━━ Record list ━━

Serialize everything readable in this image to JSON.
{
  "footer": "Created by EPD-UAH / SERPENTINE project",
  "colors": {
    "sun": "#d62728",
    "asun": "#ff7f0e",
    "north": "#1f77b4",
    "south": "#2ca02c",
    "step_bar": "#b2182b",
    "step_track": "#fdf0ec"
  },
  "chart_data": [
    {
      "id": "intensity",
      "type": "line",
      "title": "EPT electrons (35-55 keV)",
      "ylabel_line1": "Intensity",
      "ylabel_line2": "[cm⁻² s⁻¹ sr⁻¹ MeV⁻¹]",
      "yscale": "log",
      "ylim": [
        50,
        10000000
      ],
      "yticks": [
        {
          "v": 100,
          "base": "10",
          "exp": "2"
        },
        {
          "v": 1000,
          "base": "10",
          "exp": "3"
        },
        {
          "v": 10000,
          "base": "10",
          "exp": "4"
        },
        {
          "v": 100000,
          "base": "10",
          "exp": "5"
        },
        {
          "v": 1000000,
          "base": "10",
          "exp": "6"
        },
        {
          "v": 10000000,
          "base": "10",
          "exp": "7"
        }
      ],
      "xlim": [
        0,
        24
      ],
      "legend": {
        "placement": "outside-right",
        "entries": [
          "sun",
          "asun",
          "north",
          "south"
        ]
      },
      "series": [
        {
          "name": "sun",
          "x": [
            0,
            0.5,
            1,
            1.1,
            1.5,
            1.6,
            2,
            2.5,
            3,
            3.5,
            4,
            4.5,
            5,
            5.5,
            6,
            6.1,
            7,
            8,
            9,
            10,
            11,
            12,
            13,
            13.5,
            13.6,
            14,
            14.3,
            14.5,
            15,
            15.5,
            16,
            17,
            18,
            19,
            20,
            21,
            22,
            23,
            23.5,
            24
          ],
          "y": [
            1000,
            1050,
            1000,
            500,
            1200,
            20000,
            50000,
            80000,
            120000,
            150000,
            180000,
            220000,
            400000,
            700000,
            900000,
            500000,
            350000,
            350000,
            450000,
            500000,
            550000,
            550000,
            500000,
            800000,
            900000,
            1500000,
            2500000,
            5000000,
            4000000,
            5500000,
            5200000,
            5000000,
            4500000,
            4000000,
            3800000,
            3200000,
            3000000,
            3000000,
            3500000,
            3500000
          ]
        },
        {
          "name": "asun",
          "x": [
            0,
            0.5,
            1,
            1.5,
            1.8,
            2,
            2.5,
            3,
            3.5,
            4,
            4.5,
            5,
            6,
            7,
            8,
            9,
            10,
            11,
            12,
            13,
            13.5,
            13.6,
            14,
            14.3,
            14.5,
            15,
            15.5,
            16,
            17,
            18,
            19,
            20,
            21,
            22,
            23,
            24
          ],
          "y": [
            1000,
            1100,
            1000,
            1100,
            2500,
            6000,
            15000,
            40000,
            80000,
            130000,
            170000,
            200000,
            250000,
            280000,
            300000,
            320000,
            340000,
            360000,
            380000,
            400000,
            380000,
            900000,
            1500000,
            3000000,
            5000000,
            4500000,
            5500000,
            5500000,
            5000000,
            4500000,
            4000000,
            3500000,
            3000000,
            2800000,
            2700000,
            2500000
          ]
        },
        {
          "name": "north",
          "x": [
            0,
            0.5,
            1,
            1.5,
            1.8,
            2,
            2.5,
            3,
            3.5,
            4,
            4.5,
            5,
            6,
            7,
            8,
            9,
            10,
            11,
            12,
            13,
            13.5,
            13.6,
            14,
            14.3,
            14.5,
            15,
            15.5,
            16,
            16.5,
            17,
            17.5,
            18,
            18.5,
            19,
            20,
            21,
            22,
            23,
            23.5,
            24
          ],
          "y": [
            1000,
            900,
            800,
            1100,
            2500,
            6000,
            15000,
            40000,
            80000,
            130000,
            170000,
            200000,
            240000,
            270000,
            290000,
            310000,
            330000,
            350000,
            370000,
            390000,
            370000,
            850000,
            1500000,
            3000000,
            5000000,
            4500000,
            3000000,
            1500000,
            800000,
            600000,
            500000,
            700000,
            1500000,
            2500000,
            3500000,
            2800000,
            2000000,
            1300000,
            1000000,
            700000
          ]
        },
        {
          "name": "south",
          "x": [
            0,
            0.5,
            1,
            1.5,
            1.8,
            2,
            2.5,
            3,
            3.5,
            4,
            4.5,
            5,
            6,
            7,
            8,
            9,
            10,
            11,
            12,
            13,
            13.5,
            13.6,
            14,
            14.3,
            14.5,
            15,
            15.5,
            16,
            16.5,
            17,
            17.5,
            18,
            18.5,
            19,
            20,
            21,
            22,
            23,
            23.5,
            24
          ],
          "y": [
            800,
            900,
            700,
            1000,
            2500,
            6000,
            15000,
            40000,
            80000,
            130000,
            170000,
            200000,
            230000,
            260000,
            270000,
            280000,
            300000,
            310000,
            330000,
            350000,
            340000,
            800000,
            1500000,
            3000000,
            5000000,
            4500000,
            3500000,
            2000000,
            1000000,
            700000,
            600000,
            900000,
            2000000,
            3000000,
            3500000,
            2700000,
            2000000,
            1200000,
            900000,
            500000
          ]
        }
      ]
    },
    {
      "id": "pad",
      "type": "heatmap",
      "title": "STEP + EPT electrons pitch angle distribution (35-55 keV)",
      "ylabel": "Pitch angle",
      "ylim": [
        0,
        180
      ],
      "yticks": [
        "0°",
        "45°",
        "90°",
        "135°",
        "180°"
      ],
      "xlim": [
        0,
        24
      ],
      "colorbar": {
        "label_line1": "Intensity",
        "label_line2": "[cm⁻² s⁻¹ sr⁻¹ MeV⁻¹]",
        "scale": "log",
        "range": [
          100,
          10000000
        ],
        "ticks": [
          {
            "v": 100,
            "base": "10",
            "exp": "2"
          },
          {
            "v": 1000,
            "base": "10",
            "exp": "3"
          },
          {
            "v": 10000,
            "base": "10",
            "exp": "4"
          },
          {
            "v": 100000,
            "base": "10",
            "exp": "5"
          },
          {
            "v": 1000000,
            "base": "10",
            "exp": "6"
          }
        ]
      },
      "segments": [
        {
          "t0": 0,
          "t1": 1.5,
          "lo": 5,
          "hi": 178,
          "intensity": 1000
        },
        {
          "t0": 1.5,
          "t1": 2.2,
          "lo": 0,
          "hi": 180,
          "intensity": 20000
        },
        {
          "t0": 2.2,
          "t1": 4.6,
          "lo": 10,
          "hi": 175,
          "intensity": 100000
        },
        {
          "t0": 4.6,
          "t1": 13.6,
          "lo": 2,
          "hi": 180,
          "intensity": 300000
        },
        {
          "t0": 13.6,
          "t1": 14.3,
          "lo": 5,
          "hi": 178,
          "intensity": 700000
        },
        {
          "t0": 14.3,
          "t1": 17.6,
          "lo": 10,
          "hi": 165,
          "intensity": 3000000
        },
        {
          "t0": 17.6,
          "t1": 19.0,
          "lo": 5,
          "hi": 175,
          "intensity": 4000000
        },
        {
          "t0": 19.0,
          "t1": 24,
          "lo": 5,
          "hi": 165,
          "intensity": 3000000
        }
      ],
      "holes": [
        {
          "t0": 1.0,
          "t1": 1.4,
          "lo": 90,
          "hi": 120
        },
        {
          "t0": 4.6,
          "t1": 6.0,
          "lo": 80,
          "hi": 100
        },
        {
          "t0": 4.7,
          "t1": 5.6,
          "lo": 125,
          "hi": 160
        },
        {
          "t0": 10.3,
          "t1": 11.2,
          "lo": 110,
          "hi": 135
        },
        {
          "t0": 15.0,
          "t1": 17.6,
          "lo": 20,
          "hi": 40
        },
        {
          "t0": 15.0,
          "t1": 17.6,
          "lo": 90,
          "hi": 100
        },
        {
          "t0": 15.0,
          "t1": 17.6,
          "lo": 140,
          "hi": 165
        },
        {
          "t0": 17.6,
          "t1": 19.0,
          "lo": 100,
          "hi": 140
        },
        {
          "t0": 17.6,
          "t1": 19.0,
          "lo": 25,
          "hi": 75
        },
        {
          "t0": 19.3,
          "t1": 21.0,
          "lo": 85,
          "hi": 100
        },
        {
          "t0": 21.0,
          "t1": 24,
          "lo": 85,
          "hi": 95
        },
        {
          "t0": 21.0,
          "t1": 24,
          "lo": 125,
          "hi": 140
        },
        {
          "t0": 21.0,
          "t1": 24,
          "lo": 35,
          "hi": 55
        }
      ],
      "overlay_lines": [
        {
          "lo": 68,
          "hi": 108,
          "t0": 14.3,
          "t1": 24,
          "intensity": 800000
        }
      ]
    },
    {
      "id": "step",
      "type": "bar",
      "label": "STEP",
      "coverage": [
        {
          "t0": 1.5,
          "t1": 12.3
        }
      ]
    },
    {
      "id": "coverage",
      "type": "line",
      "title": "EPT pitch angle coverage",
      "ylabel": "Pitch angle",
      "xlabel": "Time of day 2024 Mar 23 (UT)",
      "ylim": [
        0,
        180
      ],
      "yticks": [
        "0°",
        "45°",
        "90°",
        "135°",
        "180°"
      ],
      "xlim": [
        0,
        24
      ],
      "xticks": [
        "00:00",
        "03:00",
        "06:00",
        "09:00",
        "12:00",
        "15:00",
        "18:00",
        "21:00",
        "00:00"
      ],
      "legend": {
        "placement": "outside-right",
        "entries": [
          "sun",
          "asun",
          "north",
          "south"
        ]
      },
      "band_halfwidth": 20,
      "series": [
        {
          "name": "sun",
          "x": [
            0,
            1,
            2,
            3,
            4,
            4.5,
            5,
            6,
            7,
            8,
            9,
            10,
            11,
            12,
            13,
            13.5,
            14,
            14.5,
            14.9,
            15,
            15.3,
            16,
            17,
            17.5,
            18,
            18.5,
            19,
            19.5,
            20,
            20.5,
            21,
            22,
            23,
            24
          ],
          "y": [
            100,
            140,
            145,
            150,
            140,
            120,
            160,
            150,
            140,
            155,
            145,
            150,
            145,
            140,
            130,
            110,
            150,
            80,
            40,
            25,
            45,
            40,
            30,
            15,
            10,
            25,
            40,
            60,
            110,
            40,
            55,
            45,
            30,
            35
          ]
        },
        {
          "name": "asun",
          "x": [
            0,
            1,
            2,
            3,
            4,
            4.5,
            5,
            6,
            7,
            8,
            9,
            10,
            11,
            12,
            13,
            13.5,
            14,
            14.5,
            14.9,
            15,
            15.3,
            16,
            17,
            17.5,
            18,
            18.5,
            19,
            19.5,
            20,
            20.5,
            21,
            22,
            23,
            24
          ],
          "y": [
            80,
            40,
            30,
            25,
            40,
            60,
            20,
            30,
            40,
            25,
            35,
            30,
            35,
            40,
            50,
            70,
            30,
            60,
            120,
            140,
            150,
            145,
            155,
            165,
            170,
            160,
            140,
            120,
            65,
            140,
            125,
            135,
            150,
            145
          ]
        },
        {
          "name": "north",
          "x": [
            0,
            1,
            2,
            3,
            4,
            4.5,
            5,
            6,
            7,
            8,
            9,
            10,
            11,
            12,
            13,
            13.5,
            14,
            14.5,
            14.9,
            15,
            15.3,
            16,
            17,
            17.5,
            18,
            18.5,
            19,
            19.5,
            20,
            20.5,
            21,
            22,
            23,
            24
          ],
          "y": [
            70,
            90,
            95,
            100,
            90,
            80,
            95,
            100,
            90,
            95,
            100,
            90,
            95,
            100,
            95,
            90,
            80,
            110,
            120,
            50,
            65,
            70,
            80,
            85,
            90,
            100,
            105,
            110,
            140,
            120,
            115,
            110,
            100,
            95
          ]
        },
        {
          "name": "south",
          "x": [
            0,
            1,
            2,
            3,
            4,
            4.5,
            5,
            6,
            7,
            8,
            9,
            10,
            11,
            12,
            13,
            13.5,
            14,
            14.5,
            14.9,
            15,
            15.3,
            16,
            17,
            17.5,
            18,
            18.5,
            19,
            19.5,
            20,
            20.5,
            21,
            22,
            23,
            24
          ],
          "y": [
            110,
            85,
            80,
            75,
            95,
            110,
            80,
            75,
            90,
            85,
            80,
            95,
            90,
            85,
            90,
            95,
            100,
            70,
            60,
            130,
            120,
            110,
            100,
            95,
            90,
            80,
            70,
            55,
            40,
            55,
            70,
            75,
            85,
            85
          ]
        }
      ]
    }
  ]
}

━━━

Copy every line of the entries above in which "angle" occurs.

      "title": "STEP + EPT electrons pitch angle distribution (35-55 keV)",
      "ylabel": "Pitch angle",
      "title": "EPT pitch angle coverage",
      "ylabel": "Pitch angle",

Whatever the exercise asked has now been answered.